_EXERCISE TASKS_.
1. In the Civil War descendants passage, what share of DNA would today's "son" be lucky to share with any particular Confederate ancestor?
2. Using the Civil War descendants passage, explain in one to three sentences why the statues were placed on public school and government property.
3. Please write out the section of the Civil War descendants passage that begins at the words "153 years ago, these" and stops after the words "or in cemetaries.".

_SOURCE EXTRACT_.
· · · · ·

      The Confederate Heritage™ folks sometimes cite a figure in the tens of millions — 50 million, 80 million — of the number of Americans who are descended from a Confederate veteran. They’re not wrong about that, statistically, but the reality is that with the passage of time, as those men recede farther and farther in the past, real connections to them inevitably fade into the darkness. Not many people alive today ever knew a Confederate veteran (or a US Civil War veteran either) in any meaningful way, and most will never meet anyone who did. That’s just a fact of time and the human lifespan.

      Perhaps we have lost something in that, but I prefer to think that we have also gained something, which is the ability to have perspective on our shared past (whether it happens to be our collective history as Americans, or the personal history of our own families), and to be able to look at the historical record with clear, unclouded eyes, un-swayed by the emotions or perceived obligations that people closer to those events necessarily had.

  2. I wonder how many more proximate fallen they go to visit and remember. Spanish American, The 1st World war? It just seems selective to me, but then Its not my blood relations dead or remembering the dead. Just a citizen observing the larger fields. When I heard a radio program head wondering why there were vets and poppies at the front of the grocery stores I realized we were post historic. I wouold hate to see that procede faster. Can we separate the personal from the divisive? I don’t know. But graves will be a minor skirmish in that, may they rest in peace through it.

  3. I think the last sentence of this post absolutely hits the nail on the head. It is the very thing we are trying to do here in Franklin, and as we have already seen, it is not easy.

  4. Following on Walter’s point above, how many people today visit the graves of ancestors who died in the 1860s? For an adult in their 50s or 60s today, a Civil War serving ancestor is one of 16 ggg’s or 32 gggg’s. Today’s “son” would be lucky to share 6% of his DNA with any particular Confederate ancestor. As Walter writes, the choice to celebrate one or two among many ancestors is indeed selective. On the other hand, maybe the many more millions of “sons” of union veterans should take more pride in ancestors who actually destroyed the Confederacy and slavery?

  5. I once read that by the third generation most people are completely forgotten by their descendants. If this terrifies you, then be safe in the understanding that you will be dead when it happens. So stop worrying about it.

  6. This is one of the best pieces I have read so far on the issue because you point out that both sides have rights that need to be respected. Your last statement even succinctly a major cause for this conflict: There has been a population and attitude shift in the last 135 years,

    153 years ago, these statues were put up in public spaces to commemorate the figures of the past, presenting the figures as heroes to look up to (physically and intellectually) and emulate. That’s why they were put public school and government property. While there were objections to the statues at the time. they were not numerous enough or strong enough to make a difference.

    135 years later, those voices are now strong enough, and numerous enough to get the ears of legislators, and to inspire public debate.

    I hope that the issue continues to evolve through the recognition that BOTH sides have legitimate views and rights. We will be at that point when we move from talk of just removing the statues to talk of removing the statues and relocating them in front of history museums, national and/or state battlefields or historical sites, or in cemetaries.
· · · · ·
Saved data entries
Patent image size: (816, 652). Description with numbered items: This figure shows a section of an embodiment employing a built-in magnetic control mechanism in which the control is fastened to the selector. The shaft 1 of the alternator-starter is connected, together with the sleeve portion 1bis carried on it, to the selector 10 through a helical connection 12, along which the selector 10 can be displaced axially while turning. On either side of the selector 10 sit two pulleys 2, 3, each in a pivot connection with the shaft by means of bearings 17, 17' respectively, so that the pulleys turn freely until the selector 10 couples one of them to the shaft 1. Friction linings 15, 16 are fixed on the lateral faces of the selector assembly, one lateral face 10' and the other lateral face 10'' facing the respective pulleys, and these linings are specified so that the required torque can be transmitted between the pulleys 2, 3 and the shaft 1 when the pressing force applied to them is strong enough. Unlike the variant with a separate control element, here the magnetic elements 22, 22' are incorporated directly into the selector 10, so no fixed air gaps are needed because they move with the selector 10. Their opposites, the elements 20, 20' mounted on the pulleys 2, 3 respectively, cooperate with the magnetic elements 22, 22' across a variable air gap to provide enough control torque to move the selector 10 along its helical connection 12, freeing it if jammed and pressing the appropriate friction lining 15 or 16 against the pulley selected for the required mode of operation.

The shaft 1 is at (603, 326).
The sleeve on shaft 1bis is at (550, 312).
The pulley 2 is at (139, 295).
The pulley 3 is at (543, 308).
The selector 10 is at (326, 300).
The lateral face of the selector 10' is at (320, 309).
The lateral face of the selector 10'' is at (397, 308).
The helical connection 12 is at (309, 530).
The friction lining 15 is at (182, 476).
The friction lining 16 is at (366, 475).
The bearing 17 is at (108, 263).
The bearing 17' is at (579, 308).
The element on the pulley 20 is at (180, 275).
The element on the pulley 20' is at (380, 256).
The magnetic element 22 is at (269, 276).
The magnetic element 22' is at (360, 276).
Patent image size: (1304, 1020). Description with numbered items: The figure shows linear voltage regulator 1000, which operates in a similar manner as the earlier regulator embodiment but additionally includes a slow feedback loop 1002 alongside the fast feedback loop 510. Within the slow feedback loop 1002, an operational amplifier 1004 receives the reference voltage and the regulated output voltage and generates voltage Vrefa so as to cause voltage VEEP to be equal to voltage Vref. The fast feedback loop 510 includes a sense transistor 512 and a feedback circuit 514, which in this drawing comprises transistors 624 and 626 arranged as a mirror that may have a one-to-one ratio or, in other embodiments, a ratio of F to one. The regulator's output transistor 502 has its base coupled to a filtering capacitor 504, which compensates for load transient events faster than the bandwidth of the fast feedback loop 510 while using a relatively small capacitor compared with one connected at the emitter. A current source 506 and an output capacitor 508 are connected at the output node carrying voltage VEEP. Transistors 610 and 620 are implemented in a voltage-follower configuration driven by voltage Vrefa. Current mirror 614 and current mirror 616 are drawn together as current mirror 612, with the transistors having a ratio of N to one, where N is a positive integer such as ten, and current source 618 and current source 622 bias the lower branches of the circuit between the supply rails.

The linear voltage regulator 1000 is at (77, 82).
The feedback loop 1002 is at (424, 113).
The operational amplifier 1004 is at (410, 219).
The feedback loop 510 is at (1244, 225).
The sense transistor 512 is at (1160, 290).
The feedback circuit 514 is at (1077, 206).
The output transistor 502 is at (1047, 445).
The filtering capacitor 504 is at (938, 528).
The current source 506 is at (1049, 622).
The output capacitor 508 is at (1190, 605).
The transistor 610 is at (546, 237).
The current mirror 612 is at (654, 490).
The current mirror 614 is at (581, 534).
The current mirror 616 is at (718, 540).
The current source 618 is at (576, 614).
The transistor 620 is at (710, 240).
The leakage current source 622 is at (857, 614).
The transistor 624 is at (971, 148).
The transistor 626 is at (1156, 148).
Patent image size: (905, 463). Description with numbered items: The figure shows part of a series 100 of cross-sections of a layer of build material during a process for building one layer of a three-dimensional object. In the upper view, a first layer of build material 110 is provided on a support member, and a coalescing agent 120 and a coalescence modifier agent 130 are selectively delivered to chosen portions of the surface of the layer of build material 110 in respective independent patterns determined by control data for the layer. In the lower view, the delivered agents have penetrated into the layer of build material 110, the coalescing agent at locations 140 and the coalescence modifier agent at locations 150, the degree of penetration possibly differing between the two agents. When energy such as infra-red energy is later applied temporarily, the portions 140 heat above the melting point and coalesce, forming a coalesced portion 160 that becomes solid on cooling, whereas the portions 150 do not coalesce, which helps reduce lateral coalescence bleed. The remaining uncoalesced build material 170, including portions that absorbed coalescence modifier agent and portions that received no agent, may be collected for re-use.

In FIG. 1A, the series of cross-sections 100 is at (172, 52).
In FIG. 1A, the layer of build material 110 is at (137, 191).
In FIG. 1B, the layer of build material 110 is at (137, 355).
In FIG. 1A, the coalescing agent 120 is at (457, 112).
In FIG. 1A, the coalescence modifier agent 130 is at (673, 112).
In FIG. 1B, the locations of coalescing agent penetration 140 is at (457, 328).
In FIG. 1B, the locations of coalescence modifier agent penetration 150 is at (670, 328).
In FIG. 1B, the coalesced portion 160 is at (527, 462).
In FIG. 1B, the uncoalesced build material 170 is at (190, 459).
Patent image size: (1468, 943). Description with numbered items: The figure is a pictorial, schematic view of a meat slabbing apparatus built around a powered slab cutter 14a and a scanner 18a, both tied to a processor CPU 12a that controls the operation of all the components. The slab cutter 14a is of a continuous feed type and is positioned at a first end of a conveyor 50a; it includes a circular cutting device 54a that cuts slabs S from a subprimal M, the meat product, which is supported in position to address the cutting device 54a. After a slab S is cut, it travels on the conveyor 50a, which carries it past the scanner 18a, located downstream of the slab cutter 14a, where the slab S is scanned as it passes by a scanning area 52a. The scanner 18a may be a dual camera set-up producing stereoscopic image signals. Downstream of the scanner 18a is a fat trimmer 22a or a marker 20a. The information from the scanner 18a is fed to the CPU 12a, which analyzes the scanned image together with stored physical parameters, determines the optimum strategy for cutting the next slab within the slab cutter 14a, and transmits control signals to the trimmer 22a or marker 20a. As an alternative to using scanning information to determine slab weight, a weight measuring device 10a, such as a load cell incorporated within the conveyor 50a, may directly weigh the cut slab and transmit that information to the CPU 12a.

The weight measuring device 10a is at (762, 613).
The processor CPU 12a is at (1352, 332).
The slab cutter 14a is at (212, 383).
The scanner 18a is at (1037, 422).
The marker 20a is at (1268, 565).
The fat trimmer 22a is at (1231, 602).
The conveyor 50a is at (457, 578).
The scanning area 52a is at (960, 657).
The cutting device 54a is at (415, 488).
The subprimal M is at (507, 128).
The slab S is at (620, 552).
· · · · ·
_EXERCISE RESULTS_.
1. About 6%.

2. The statues were put up to present past figures as heroes to look up to, physically and intellectually, and to emulate. That purpose is why they were placed on public school and government property.

3.
153 years ago, these statues were put up in public spaces to commemorate the figures of the past, presenting the figures as heroes to look up to (physically and intellectually) and emulate. That’s why they were put public school and government property. While there were objections to the statues at the time. they were not numerous enough or strong enough to make a difference.

    135 years later, those voices are now strong enough, and numerous enough to get the ears of legislators, and to inspire public debate.

    I hope that the issue continues to evolve through the recognition that BOTH sides have legitimate views and rights. We will be at that point when we move from talk of just removing the statues to talk of removing the statues and relocating them in front of history museums, national and/or state battlefields or historical sites, or in cemetaries.